> [DATASET]:
^^^^

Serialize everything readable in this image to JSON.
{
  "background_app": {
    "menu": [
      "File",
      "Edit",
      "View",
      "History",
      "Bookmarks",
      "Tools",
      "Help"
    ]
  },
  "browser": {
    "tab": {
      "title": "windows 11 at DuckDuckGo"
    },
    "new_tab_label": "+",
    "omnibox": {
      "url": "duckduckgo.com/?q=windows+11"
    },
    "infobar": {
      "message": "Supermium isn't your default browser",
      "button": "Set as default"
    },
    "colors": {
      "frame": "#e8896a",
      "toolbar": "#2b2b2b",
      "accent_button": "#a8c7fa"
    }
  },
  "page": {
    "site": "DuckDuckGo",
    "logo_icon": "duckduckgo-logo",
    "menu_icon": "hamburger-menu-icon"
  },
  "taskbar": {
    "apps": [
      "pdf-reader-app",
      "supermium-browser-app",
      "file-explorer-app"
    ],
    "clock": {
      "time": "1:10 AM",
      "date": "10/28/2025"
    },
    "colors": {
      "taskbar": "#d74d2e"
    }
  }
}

^^^^

Collect the complete line wherever the string "windows" appears in the records.

> [WRITTEN SOLUTION]:
      "title": "windows 11 at DuckDuckGo"
      "url": "duckduckgo.com/?q=windows+11"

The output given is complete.